>> begin
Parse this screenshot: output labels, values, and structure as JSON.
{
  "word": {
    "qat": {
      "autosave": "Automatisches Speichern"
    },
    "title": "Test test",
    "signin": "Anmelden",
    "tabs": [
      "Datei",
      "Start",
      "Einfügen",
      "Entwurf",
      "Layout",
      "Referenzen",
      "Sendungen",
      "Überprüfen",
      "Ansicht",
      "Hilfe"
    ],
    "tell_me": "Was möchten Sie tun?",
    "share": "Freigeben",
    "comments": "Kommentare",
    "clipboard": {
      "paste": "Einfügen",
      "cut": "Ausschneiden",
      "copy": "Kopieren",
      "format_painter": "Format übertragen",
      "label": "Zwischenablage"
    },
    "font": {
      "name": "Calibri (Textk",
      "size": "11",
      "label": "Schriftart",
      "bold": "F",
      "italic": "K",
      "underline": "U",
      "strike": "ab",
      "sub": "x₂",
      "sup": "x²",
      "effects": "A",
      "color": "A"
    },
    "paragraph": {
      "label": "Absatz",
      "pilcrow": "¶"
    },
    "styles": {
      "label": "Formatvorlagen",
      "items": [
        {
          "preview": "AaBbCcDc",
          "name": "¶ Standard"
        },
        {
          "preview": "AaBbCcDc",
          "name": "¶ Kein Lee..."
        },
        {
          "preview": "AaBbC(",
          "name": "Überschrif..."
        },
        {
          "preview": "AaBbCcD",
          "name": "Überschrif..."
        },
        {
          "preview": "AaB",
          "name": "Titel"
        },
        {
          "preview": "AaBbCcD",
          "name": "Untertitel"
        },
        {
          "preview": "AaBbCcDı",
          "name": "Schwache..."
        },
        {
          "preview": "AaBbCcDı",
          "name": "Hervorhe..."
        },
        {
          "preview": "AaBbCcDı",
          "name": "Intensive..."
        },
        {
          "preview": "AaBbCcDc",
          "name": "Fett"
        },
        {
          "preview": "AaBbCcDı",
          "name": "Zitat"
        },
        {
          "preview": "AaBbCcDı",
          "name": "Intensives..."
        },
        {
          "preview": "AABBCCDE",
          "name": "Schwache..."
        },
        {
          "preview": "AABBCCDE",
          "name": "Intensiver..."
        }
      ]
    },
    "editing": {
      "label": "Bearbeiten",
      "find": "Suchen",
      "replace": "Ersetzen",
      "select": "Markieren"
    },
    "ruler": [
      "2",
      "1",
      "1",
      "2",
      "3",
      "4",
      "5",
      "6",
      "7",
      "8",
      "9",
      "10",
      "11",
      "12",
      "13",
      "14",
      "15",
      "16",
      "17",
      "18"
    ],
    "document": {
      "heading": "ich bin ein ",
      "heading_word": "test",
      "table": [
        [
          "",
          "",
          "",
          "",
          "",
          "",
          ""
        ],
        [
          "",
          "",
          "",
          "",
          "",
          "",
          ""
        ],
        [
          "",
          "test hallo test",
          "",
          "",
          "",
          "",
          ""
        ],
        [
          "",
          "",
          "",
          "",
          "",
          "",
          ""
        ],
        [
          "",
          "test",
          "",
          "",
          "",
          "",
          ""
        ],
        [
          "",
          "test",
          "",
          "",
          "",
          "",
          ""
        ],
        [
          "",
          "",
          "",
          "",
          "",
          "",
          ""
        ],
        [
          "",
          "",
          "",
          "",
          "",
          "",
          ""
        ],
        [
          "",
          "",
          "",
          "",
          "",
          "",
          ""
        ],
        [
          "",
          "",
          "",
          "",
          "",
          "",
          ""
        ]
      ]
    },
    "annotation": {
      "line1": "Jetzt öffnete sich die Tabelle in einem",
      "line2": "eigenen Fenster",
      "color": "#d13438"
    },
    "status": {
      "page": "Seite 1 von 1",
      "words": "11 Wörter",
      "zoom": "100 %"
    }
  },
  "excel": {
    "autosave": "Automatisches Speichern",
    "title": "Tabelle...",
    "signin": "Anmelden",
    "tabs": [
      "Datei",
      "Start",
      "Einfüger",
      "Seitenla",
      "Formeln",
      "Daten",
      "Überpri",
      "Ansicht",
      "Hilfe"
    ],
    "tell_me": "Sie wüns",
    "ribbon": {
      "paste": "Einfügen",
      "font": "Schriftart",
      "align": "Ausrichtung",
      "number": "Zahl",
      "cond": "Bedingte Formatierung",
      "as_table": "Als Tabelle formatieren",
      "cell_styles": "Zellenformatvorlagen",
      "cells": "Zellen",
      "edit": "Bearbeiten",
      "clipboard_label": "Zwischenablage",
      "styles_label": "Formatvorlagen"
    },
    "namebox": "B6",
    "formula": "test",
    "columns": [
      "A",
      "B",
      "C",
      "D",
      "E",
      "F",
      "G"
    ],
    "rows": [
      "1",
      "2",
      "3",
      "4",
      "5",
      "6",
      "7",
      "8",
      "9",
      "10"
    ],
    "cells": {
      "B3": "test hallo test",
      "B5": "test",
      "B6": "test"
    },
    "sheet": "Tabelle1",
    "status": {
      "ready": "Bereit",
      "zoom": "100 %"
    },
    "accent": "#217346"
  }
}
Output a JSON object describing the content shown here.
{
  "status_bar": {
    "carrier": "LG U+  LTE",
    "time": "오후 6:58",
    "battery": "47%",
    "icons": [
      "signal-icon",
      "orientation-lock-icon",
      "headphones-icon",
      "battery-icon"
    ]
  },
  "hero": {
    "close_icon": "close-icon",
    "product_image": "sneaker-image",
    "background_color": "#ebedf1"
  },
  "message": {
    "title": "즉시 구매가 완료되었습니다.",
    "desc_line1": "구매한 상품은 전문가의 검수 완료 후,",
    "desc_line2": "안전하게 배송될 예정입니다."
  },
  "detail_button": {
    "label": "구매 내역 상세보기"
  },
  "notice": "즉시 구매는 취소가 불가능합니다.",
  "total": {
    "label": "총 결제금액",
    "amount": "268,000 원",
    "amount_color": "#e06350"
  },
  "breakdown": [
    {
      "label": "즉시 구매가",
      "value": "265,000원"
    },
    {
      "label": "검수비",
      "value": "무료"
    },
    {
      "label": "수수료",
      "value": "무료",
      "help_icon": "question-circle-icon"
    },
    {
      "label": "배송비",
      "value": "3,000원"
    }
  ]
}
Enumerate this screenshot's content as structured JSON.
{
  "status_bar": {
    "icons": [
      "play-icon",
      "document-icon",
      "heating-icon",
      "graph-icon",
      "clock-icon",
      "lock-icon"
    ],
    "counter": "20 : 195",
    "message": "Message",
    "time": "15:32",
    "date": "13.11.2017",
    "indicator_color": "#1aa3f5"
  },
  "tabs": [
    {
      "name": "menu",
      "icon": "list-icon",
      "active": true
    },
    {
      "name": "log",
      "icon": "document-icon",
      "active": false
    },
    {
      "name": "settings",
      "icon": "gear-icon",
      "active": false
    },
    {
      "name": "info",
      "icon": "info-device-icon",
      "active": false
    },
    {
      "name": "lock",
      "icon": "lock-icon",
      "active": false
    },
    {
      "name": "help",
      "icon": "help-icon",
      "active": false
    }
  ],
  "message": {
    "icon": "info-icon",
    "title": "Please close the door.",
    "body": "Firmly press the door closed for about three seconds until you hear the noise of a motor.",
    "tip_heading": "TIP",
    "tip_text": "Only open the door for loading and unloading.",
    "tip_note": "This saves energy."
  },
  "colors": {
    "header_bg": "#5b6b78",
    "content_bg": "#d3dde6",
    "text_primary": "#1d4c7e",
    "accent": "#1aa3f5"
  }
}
>> end
## STATED TASK:
Return all the data exactly as given.

## SOLVED EXERCISE:
Parse this screenshot: output labels, values, and structure as JSON.
{
  "word": {
    "qat": {
      "autosave": "Automatisches Speichern"
    },
    "title": "Test test",
    "signin": "Anmelden",
    "tabs": [
      "Datei",
      "Start",
      "Einfügen",
      "Entwurf",
      "Layout",
      "Referenzen",
      "Sendungen",
      "Überprüfen",
      "Ansicht",
      "Hilfe"
    ],
    "tell_me": "Was möchten Sie tun?",
    "share": "Freigeben",
    "comments": "Kommentare",
    "clipboard": {
      "paste": "Einfügen",
      "cut": "Ausschneiden",
      "copy": "Kopieren",
      "format_painter": "Format übertragen",
      "label": "Zwischenablage"
    },
    "font": {
      "name": "Calibri (Textk",
      "size": "11",
      "label": "Schriftart",
      "bold": "F",
      "italic": "K",
      "underline": "U",
      "strike": "ab",
      "sub": "x₂",
      "sup": "x²",
      "effects": "A",
      "color": "A"
    },
    "paragraph": {
      "label": "Absatz",
      "pilcrow": "¶"
    },
    "styles": {
      "label": "Formatvorlagen",
      "items": [
        {
          "preview": "AaBbCcDc",
          "name": "¶ Standard"
        },
        {
          "preview": "AaBbCcDc",
          "name": "¶ Kein Lee..."
        },
        {
          "preview": "AaBbC(",
          "name": "Überschrif..."
        },
        {
          "preview": "AaBbCcD",
          "name": "Überschrif..."
        },
        {
          "preview": "AaB",
          "name": "Titel"
        },
        {
          "preview": "AaBbCcD",
          "name": "Untertitel"
        },
        {
          "preview": "AaBbCcDı",
          "name": "Schwache..."
        },
        {
          "preview": "AaBbCcDı",
          "name": "Hervorhe..."
        },
        {
          "preview": "AaBbCcDı",
          "name": "Intensive..."
        },
        {
          "preview": "AaBbCcDc",
          "name": "Fett"
        },
        {
          "preview": "AaBbCcDı",
          "name": "Zitat"
        },
        {
          "preview": "AaBbCcDı",
          "name": "Intensives..."
        },
        {
          "preview": "AABBCCDE",
          "name": "Schwache..."
        },
        {
          "preview": "AABBCCDE",
          "name": "Intensiver..."
        }
      ]
    },
    "editing": {
      "label": "Bearbeiten",
      "find": "Suchen",
      "replace": "Ersetzen",
      "select": "Markieren"
    },
    "ruler": [
      "2",
      "1",
      "1",
      "2",
      "3",
      "4",
      "5",
      "6",
      "7",
      "8",
      "9",
      "10",
      "11",
      "12",
      "13",
      "14",
      "15",
      "16",
      "17",
      "18"
    ],
    "document": {
      "heading": "ich bin ein ",
      "heading_word": "test",
      "table": [
        [
          "",
          "",
          "",
          "",
          "",
          "",
          ""
        ],
        [
          "",
          "",
          "",
          "",
          "",
          "",
          ""
        ],
        [
          "",
          "test hallo test",
          "",
          "",
          "",
          "",
          ""
        ],
        [
          "",
          "",
          "",
          "",
          "",
          "",
          ""
        ],
        [
          "",
          "test",
          "",
          "",
          "",
          "",
          ""
        ],
        [
          "",
          "test",
          "",
          "",
          "",
          "",
          ""
        ],
        [
          "",
          "",
          "",
          "",
          "",
          "",
          ""
        ],
        [
          "",
          "",
          "",
          "",
          "",
          "",
          ""
        ],
        [
          "",
          "",
          "",
          "",
          "",
          "",
          ""
        ],
        [
          "",
          "",
          "",
          "",
          "",
          "",
          ""
        ]
      ]
    },
    "annotation": {
      "line1": "Jetzt öffnete sich die Tabelle in einem",
      "line2": "eigenen Fenster",
      "color": "#d13438"
    },
    "status": {
      "page": "Seite 1 von 1",
      "words": "11 Wörter",
      "zoom": "100 %"
    }
  },
  "excel": {
    "autosave": "Automatisches Speichern",
    "title": "Tabelle...",
    "signin": "Anmelden",
    "tabs": [
      "Datei",
      "Start",
      "Einfüger",
      "Seitenla",
      "Formeln",
      "Daten",
      "Überpri",
      "Ansicht",
      "Hilfe"
    ],
    "tell_me": "Sie wüns",
    "ribbon": {
      "paste": "Einfügen",
      "font": "Schriftart",
      "align": "Ausrichtung",
      "number": "Zahl",
      "cond": "Bedingte Formatierung",
      "as_table": "Als Tabelle formatieren",
      "cell_styles": "Zellenformatvorlagen",
      "cells": "Zellen",
      "edit": "Bearbeiten",
      "clipboard_label": "Zwischenablage",
      "styles_label": "Formatvorlagen"
    },
    "namebox": "B6",
    "formula": "test",
    "columns": [
      "A",
      "B",
      "C",
      "D",
      "E",
      "F",
      "G"
    ],
    "rows": [
      "1",
      "2",
      "3",
      "4",
      "5",
      "6",
      "7",
      "8",
      "9",
      "10"
    ],
    "cells": {
      "B3": "test hallo test",
      "B5": "test",
      "B6": "test"
    },
    "sheet": "Tabelle1",
    "status": {
      "ready": "Bereit",
      "zoom": "100 %"
    },
    "accent": "#217346"
  }
}
Output a JSON object describing the content shown here.
{
  "status_bar": {
    "carrier": "LG U+  LTE",
    "time": "오후 6:58",
    "battery": "47%",
    "icons": [
      "signal-icon",
      "orientation-lock-icon",
      "headphones-icon",
      "battery-icon"
    ]
  },
  "hero": {
    "close_icon": "close-icon",
    "product_image": "sneaker-image",
    "background_color": "#ebedf1"
  },
  "message": {
    "title": "즉시 구매가 완료되었습니다.",
    "desc_line1": "구매한 상품은 전문가의 검수 완료 후,",
    "desc_line2": "안전하게 배송될 예정입니다."
  },
  "detail_button": {
    "label": "구매 내역 상세보기"
  },
  "notice": "즉시 구매는 취소가 불가능합니다.",
  "total": {
    "label": "총 결제금액",
    "amount": "268,000 원",
    "amount_color": "#e06350"
  },
  "breakdown": [
    {
      "label": "즉시 구매가",
      "value": "265,000원"
    },
    {
      "label": "검수비",
      "value": "무료"
    },
    {
      "label": "수수료",
      "value": "무료",
      "help_icon": "question-circle-icon"
    },
    {
      "label": "배송비",
      "value": "3,000원"
    }
  ]
}
Enumerate this screenshot's content as structured JSON.
{
  "status_bar": {
    "icons": [
      "play-icon",
      "document-icon",
      "heating-icon",
      "graph-icon",
      "clock-icon",
      "lock-icon"
    ],
    "counter": "20 : 195",
    "message": "Message",
    "time": "15:32",
    "date": "13.11.2017",
    "indicator_color": "#1aa3f5"
  },
  "tabs": [
    {
      "name": "menu",
      "icon": "list-icon",
      "active": true
    },
    {
      "name": "log",
      "icon": "document-icon",
      "active": false
    },
    {
      "name": "settings",
      "icon": "gear-icon",
      "active": false
    },
    {
      "name": "info",
      "icon": "info-device-icon",
      "active": false
    },
    {
      "name": "lock",
      "icon": "lock-icon",
      "active": false
    },
    {
      "name": "help",
      "icon": "help-icon",
      "active": false
    }
  ],
  "message": {
    "icon": "info-icon",
    "title": "Please close the door.",
    "body": "Firmly press the door closed for about three seconds until you hear the noise of a motor.",
    "tip_heading": "TIP",
    "tip_text": "Only open the door for loading and unloading.",
    "tip_note": "This saves energy."
  },
  "colors": {
    "header_bg": "#5b6b78",
    "content_bg": "#d3dde6",
    "text_primary": "#1d4c7e",
    "accent": "#1aa3f5"
  }
}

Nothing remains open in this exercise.